Scan the entries below and extract each line with the word "structured" in it.

>> start RECORDS FOR THE TASK

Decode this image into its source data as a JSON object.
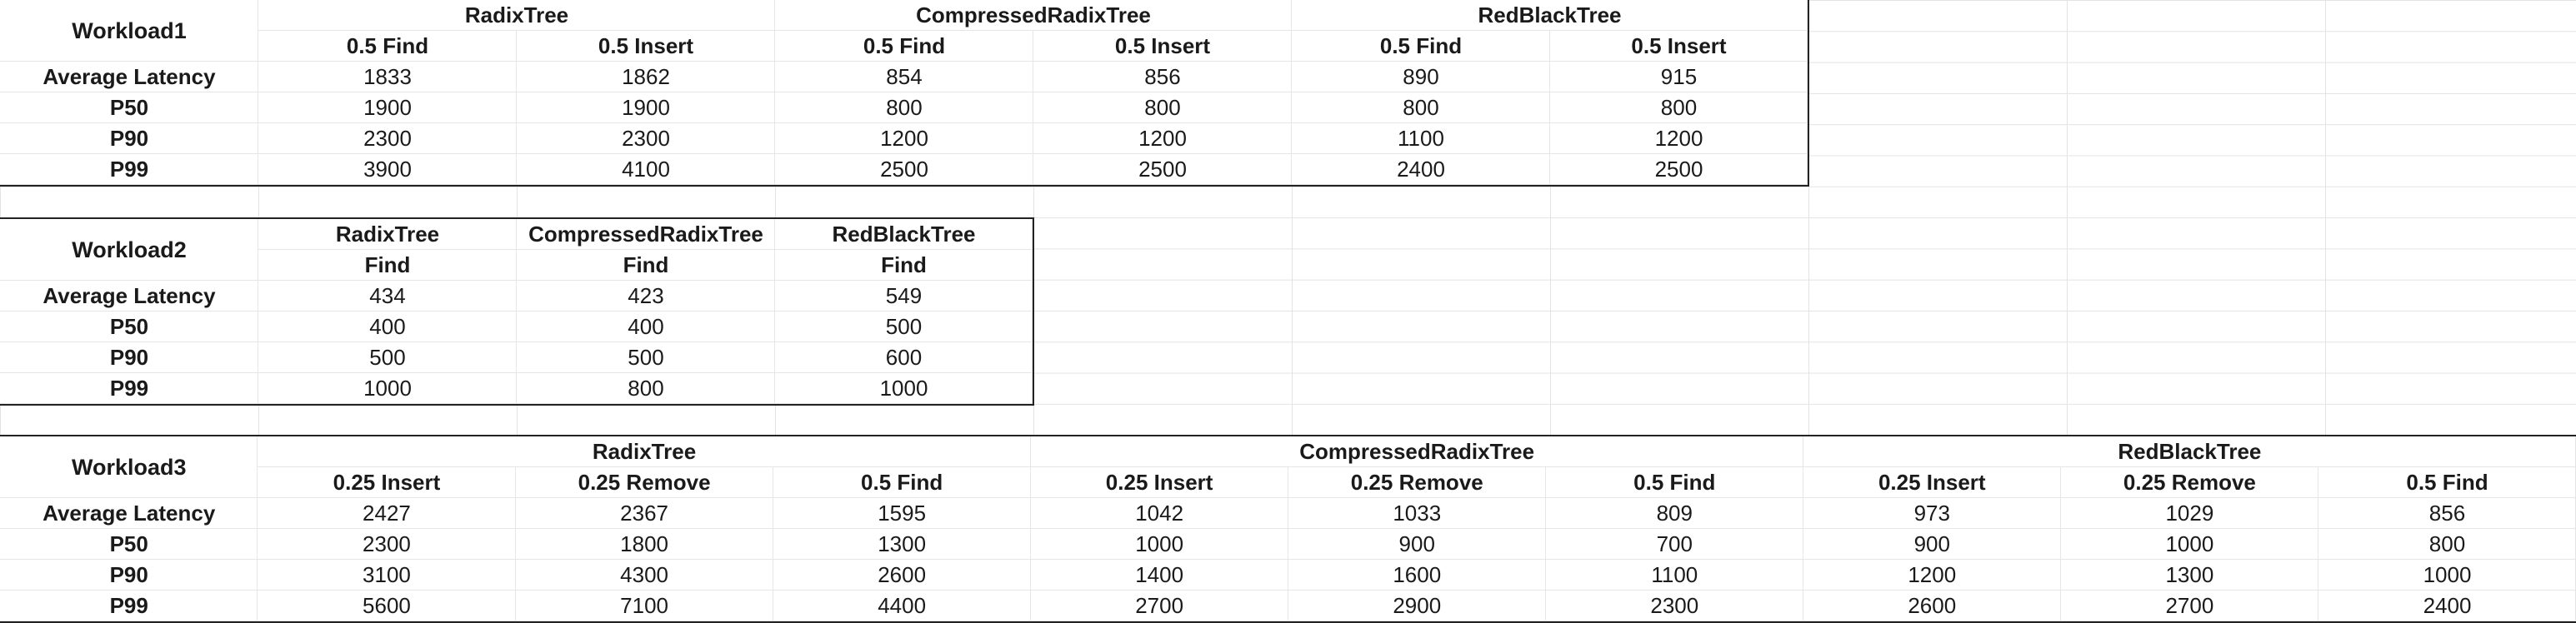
{
  "workload1": {
    "title": "Workload1",
    "groups": [
      "RadixTree",
      "CompressedRadixTree",
      "RedBlackTree"
    ],
    "subheaders": [
      "0.5 Find",
      "0.5 Insert",
      "0.5 Find",
      "0.5 Insert",
      "0.5 Find",
      "0.5 Insert"
    ],
    "rows": [
      {
        "label": "Average Latency",
        "values": [
          "1833",
          "1862",
          "854",
          "856",
          "890",
          "915"
        ]
      },
      {
        "label": "P50",
        "values": [
          "1900",
          "1900",
          "800",
          "800",
          "800",
          "800"
        ]
      },
      {
        "label": "P90",
        "values": [
          "2300",
          "2300",
          "1200",
          "1200",
          "1100",
          "1200"
        ]
      },
      {
        "label": "P99",
        "values": [
          "3900",
          "4100",
          "2500",
          "2500",
          "2400",
          "2500"
        ]
      }
    ]
  },
  "workload2": {
    "title": "Workload2",
    "groups": [
      "RadixTree",
      "CompressedRadixTree",
      "RedBlackTree"
    ],
    "subheaders": [
      "Find",
      "Find",
      "Find"
    ],
    "rows": [
      {
        "label": "Average Latency",
        "values": [
          "434",
          "423",
          "549"
        ]
      },
      {
        "label": "P50",
        "values": [
          "400",
          "400",
          "500"
        ]
      },
      {
        "label": "P90",
        "values": [
          "500",
          "500",
          "600"
        ]
      },
      {
        "label": "P99",
        "values": [
          "1000",
          "800",
          "1000"
        ]
      }
    ]
  },
  "workload3": {
    "title": "Workload3",
    "groups": [
      "RadixTree",
      "CompressedRadixTree",
      "RedBlackTree"
    ],
    "subheaders": [
      "0.25 Insert",
      "0.25 Remove",
      "0.5 Find",
      "0.25 Insert",
      "0.25 Remove",
      "0.5 Find",
      "0.25 Insert",
      "0.25 Remove",
      "0.5 Find"
    ],
    "rows": [
      {
        "label": "Average Latency",
        "values": [
          "2427",
          "2367",
          "1595",
          "1042",
          "1033",
          "809",
          "973",
          "1029",
          "856"
        ]
      },
      {
        "label": "P50",
        "values": [
          "2300",
          "1800",
          "1300",
          "1000",
          "900",
          "700",
          "900",
          "1000",
          "800"
        ]
      },
      {
        "label": "P90",
        "values": [
          "3100",
          "4300",
          "2600",
          "1400",
          "1600",
          "1100",
          "1200",
          "1300",
          "1000"
        ]
      },
      {
        "label": "P99",
        "values": [
          "5600",
          "7100",
          "4400",
          "2700",
          "2900",
          "2300",
          "2600",
          "2700",
          "2400"
        ]
      }
    ]
  }
}
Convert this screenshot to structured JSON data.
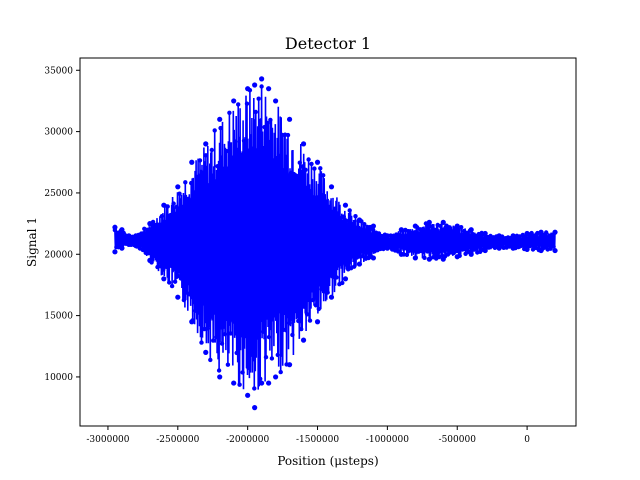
{
  "chart_data": {
    "type": "line",
    "title": "Detector 1",
    "xlabel": "Position (μsteps)",
    "ylabel": "Signal 1",
    "xlim": [
      -3200000,
      350000
    ],
    "ylim": [
      6000,
      36000
    ],
    "x_ticks": [
      -3000000,
      -2500000,
      -2000000,
      -1500000,
      -1000000,
      -500000,
      0
    ],
    "x_tick_labels": [
      "-3000000",
      "-2500000",
      "-2000000",
      "-1500000",
      "-1000000",
      "-500000",
      "0"
    ],
    "y_ticks": [
      10000,
      15000,
      20000,
      25000,
      30000,
      35000
    ],
    "y_tick_labels": [
      "10000",
      "15000",
      "20000",
      "25000",
      "30000",
      "35000"
    ],
    "grid": false,
    "series": [
      {
        "color": "#0000ff",
        "marker": "circle",
        "envelope_note": "dense oscillating signal; points describe upper and lower envelope",
        "x": [
          -2950000,
          -2900000,
          -2850000,
          -2800000,
          -2700000,
          -2600000,
          -2500000,
          -2400000,
          -2300000,
          -2200000,
          -2100000,
          -2000000,
          -1950000,
          -1900000,
          -1850000,
          -1800000,
          -1700000,
          -1600000,
          -1500000,
          -1400000,
          -1300000,
          -1200000,
          -1100000,
          -1000000,
          -900000,
          -800000,
          -700000,
          -600000,
          -500000,
          -400000,
          -300000,
          -200000,
          -100000,
          0,
          100000,
          200000
        ],
        "upper": [
          22200,
          22000,
          21500,
          21500,
          22500,
          24000,
          25500,
          27500,
          29000,
          31000,
          32500,
          33500,
          33800,
          34300,
          33500,
          32500,
          31000,
          29000,
          27500,
          25500,
          24000,
          22800,
          22300,
          21500,
          22000,
          22300,
          22600,
          22600,
          22300,
          22000,
          21700,
          21500,
          21500,
          21700,
          21800,
          21800
        ],
        "lower": [
          20200,
          20500,
          20800,
          20700,
          19500,
          18000,
          16500,
          14500,
          12000,
          10000,
          9500,
          8500,
          7500,
          9500,
          9500,
          10000,
          11000,
          13000,
          14500,
          16500,
          18000,
          19200,
          19700,
          20500,
          20000,
          19700,
          19600,
          19600,
          19800,
          20000,
          20300,
          20500,
          20500,
          20400,
          20300,
          20300
        ]
      }
    ]
  }
}
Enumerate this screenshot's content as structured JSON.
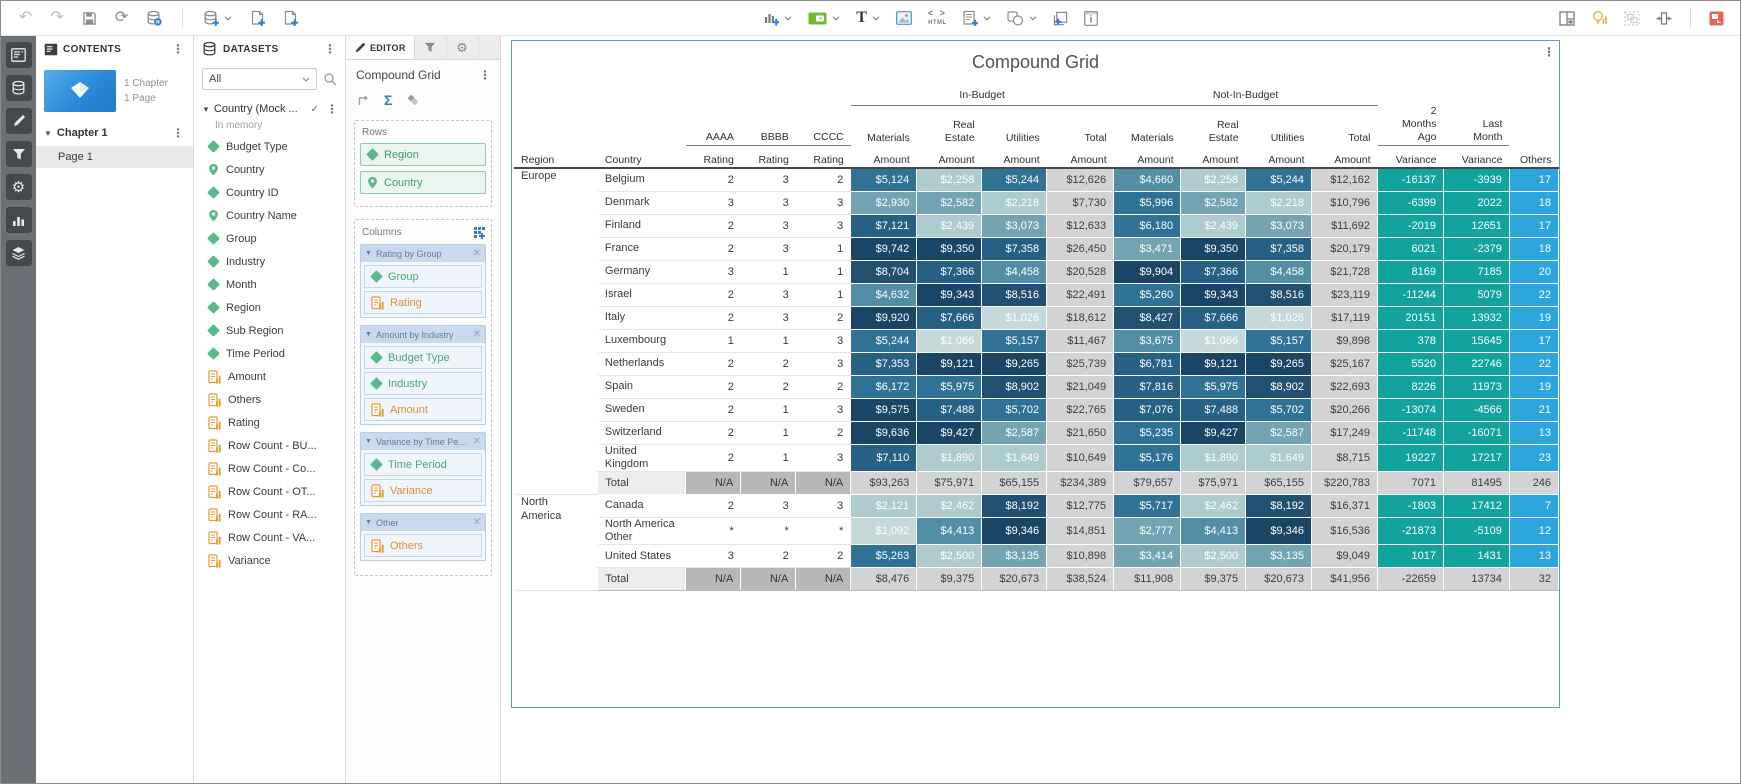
{
  "toolbar": {
    "text_label": "T",
    "html_label": "HTML",
    "left": [
      {
        "n": "undo"
      },
      {
        "n": "redo"
      },
      {
        "n": "save"
      },
      {
        "n": "refresh"
      },
      {
        "n": "database-status"
      },
      {
        "n": "divider"
      },
      {
        "n": "add-data",
        "caret": true
      },
      {
        "n": "new-page-template"
      },
      {
        "n": "add-page"
      }
    ],
    "center": [
      {
        "n": "insert-visualization",
        "caret": true
      },
      {
        "n": "insert-selector",
        "caret": true
      },
      {
        "n": "insert-text",
        "caret": true
      },
      {
        "n": "insert-image"
      },
      {
        "n": "insert-html"
      },
      {
        "n": "insert-form",
        "caret": true
      },
      {
        "n": "insert-shape",
        "caret": true
      },
      {
        "n": "insert-panel"
      },
      {
        "n": "insert-info"
      }
    ],
    "right": [
      {
        "n": "page-layout"
      },
      {
        "n": "insights"
      },
      {
        "n": "group-objects"
      },
      {
        "n": "fit-to-window"
      },
      {
        "n": "divider"
      },
      {
        "n": "present"
      }
    ]
  },
  "sidebar": {
    "items": [
      "contents",
      "datasets",
      "format",
      "filter",
      "settings",
      "visualizations",
      "layers"
    ]
  },
  "contents": {
    "title": "CONTENTS",
    "chapter_count": "1 Chapter",
    "page_count": "1 Page",
    "chapter": "Chapter 1",
    "page": "Page 1"
  },
  "datasets": {
    "title": "DATASETS",
    "filter_label": "All",
    "dataset_name": "Country (Mock ...",
    "dataset_status": "In memory",
    "fields": [
      {
        "name": "Budget Type",
        "type": "attribute"
      },
      {
        "name": "Country",
        "type": "geo"
      },
      {
        "name": "Country ID",
        "type": "attribute"
      },
      {
        "name": "Country Name",
        "type": "geo"
      },
      {
        "name": "Group",
        "type": "attribute"
      },
      {
        "name": "Industry",
        "type": "attribute"
      },
      {
        "name": "Month",
        "type": "attribute"
      },
      {
        "name": "Region",
        "type": "attribute"
      },
      {
        "name": "Sub Region",
        "type": "attribute"
      },
      {
        "name": "Time Period",
        "type": "attribute"
      },
      {
        "name": "Amount",
        "type": "metric"
      },
      {
        "name": "Others",
        "type": "metric"
      },
      {
        "name": "Rating",
        "type": "metric"
      },
      {
        "name": "Row Count - BU...",
        "type": "metric"
      },
      {
        "name": "Row Count - Co...",
        "type": "metric"
      },
      {
        "name": "Row Count - OT...",
        "type": "metric"
      },
      {
        "name": "Row Count - RA...",
        "type": "metric"
      },
      {
        "name": "Row Count - VA...",
        "type": "metric"
      },
      {
        "name": "Variance",
        "type": "metric"
      }
    ]
  },
  "editor": {
    "tab_label": "EDITOR",
    "title": "Compound Grid",
    "rows_label": "Rows",
    "columns_label": "Columns",
    "rows": [
      {
        "label": "Region",
        "type": "attribute"
      },
      {
        "label": "Country",
        "type": "geo"
      }
    ],
    "column_groups": [
      {
        "label": "Rating by Group",
        "items": [
          {
            "label": "Group",
            "type": "attribute"
          },
          {
            "label": "Rating",
            "type": "metric"
          }
        ]
      },
      {
        "label": "Amount by Industry",
        "items": [
          {
            "label": "Budget Type",
            "type": "attribute"
          },
          {
            "label": "Industry",
            "type": "attribute"
          },
          {
            "label": "Amount",
            "type": "metric"
          }
        ]
      },
      {
        "label": "Variance by Time Peri...",
        "items": [
          {
            "label": "Time Period",
            "type": "attribute"
          },
          {
            "label": "Variance",
            "type": "metric"
          }
        ]
      },
      {
        "label": "Other",
        "items": [
          {
            "label": "Others",
            "type": "metric"
          }
        ]
      }
    ]
  },
  "grid": {
    "title": "Compound Grid",
    "spanners": [
      "In-Budget",
      "Not-In-Budget"
    ],
    "col_headers": [
      {
        "t": "AAAA",
        "u": true
      },
      {
        "t": "BBBB",
        "u": true
      },
      {
        "t": "CCCC",
        "u": true
      },
      {
        "t": "Materials"
      },
      {
        "t": "Real\nEstate"
      },
      {
        "t": "Utilities"
      },
      {
        "t": "Total"
      },
      {
        "t": "Materials"
      },
      {
        "t": "Real\nEstate"
      },
      {
        "t": "Utilities"
      },
      {
        "t": "Total"
      },
      {
        "t": "2\nMonths\nAgo",
        "u": true
      },
      {
        "t": "Last\nMonth",
        "u": true
      }
    ],
    "sub_headers": [
      "Region",
      "Country",
      "Rating",
      "Rating",
      "Rating",
      "Amount",
      "Amount",
      "Amount",
      "Amount",
      "Amount",
      "Amount",
      "Amount",
      "Amount",
      "Variance",
      "Variance",
      "Others"
    ],
    "rows": [
      {
        "region": "Europe",
        "region_rowspan": 14,
        "country": "Belgium",
        "cells": [
          "2",
          "3",
          "2",
          "$5,124",
          "$2,258",
          "$5,244",
          "$12,626",
          "$4,660",
          "$2,258",
          "$5,244",
          "$12,162",
          "-16137",
          "-3939",
          "17"
        ]
      },
      {
        "country": "Denmark",
        "cells": [
          "3",
          "3",
          "3",
          "$2,930",
          "$2,582",
          "$2,218",
          "$7,730",
          "$5,996",
          "$2,582",
          "$2,218",
          "$10,796",
          "-6399",
          "2022",
          "18"
        ]
      },
      {
        "country": "Finland",
        "cells": [
          "2",
          "3",
          "3",
          "$7,121",
          "$2,439",
          "$3,073",
          "$12,633",
          "$6,180",
          "$2,439",
          "$3,073",
          "$11,692",
          "-2019",
          "12651",
          "17"
        ]
      },
      {
        "country": "France",
        "cells": [
          "2",
          "3",
          "1",
          "$9,742",
          "$9,350",
          "$7,358",
          "$26,450",
          "$3,471",
          "$9,350",
          "$7,358",
          "$20,179",
          "6021",
          "-2379",
          "18"
        ]
      },
      {
        "country": "Germany",
        "cells": [
          "3",
          "1",
          "1",
          "$8,704",
          "$7,366",
          "$4,458",
          "$20,528",
          "$9,904",
          "$7,366",
          "$4,458",
          "$21,728",
          "8169",
          "7185",
          "20"
        ]
      },
      {
        "country": "Israel",
        "cells": [
          "2",
          "3",
          "1",
          "$4,632",
          "$9,343",
          "$8,516",
          "$22,491",
          "$5,260",
          "$9,343",
          "$8,516",
          "$23,119",
          "-11244",
          "5079",
          "22"
        ]
      },
      {
        "country": "Italy",
        "cells": [
          "2",
          "3",
          "2",
          "$9,920",
          "$7,666",
          "$1,026",
          "$18,612",
          "$8,427",
          "$7,666",
          "$1,026",
          "$17,119",
          "20151",
          "13932",
          "19"
        ]
      },
      {
        "country": "Luxembourg",
        "cells": [
          "1",
          "1",
          "3",
          "$5,244",
          "$1,066",
          "$5,157",
          "$11,467",
          "$3,675",
          "$1,066",
          "$5,157",
          "$9,898",
          "378",
          "15645",
          "17"
        ]
      },
      {
        "country": "Netherlands",
        "cells": [
          "2",
          "2",
          "3",
          "$7,353",
          "$9,121",
          "$9,265",
          "$25,739",
          "$6,781",
          "$9,121",
          "$9,265",
          "$25,167",
          "5520",
          "22746",
          "22"
        ]
      },
      {
        "country": "Spain",
        "cells": [
          "2",
          "2",
          "2",
          "$6,172",
          "$5,975",
          "$8,902",
          "$21,049",
          "$7,816",
          "$5,975",
          "$8,902",
          "$22,693",
          "8226",
          "11973",
          "19"
        ]
      },
      {
        "country": "Sweden",
        "cells": [
          "2",
          "1",
          "3",
          "$9,575",
          "$7,488",
          "$5,702",
          "$22,765",
          "$7,076",
          "$7,488",
          "$5,702",
          "$20,266",
          "-13074",
          "-4566",
          "21"
        ]
      },
      {
        "country": "Switzerland",
        "cells": [
          "2",
          "1",
          "2",
          "$9,636",
          "$9,427",
          "$2,587",
          "$21,650",
          "$5,235",
          "$9,427",
          "$2,587",
          "$17,249",
          "-11748",
          "-16071",
          "13"
        ]
      },
      {
        "country": "United Kingdom",
        "cells": [
          "2",
          "1",
          "3",
          "$7,110",
          "$1,890",
          "$1,649",
          "$10,649",
          "$5,176",
          "$1,890",
          "$1,649",
          "$8,715",
          "19227",
          "17217",
          "23"
        ]
      },
      {
        "country": "Total",
        "total": true,
        "cells": [
          "N/A",
          "N/A",
          "N/A",
          "$93,263",
          "$75,971",
          "$65,155",
          "$234,389",
          "$79,657",
          "$75,971",
          "$65,155",
          "$220,783",
          "7071",
          "81495",
          "246"
        ]
      },
      {
        "region": "North America",
        "region_rowspan": 4,
        "country": "Canada",
        "cells": [
          "2",
          "3",
          "3",
          "$2,121",
          "$2,462",
          "$8,192",
          "$12,775",
          "$5,717",
          "$2,462",
          "$8,192",
          "$16,371",
          "-1803",
          "17412",
          "7"
        ]
      },
      {
        "country": "North America Other",
        "cells": [
          "*",
          "*",
          "*",
          "$1,092",
          "$4,413",
          "$9,346",
          "$14,851",
          "$2,777",
          "$4,413",
          "$9,346",
          "$16,536",
          "-21873",
          "-5109",
          "12"
        ]
      },
      {
        "country": "United States",
        "cells": [
          "3",
          "2",
          "2",
          "$5,263",
          "$2,500",
          "$3,135",
          "$10,898",
          "$3,414",
          "$2,500",
          "$3,135",
          "$9,049",
          "1017",
          "1431",
          "13"
        ]
      },
      {
        "country": "Total",
        "total": true,
        "cells": [
          "N/A",
          "N/A",
          "N/A",
          "$8,476",
          "$9,375",
          "$20,673",
          "$38,524",
          "$11,908",
          "$9,375",
          "$20,673",
          "$41,956",
          "-22659",
          "13734",
          "32"
        ]
      }
    ]
  },
  "colors": {
    "heatmap_dark": "#1b4566",
    "heatmap_light": "#c6d9da",
    "variance_teal": "#12a39e",
    "others_blue": "#2ca5dc",
    "total_gray": "#d3d3d3",
    "na_gray": "#b8b8b8",
    "accent_blue": "#2f80d8",
    "selection_border": "#5598dd"
  }
}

>> end RECORDS FOR THE TASK

- _TASK RESPONSE_
Convert this screenshot to structured JSON data.
Enumerate this screenshot's content as structured JSON.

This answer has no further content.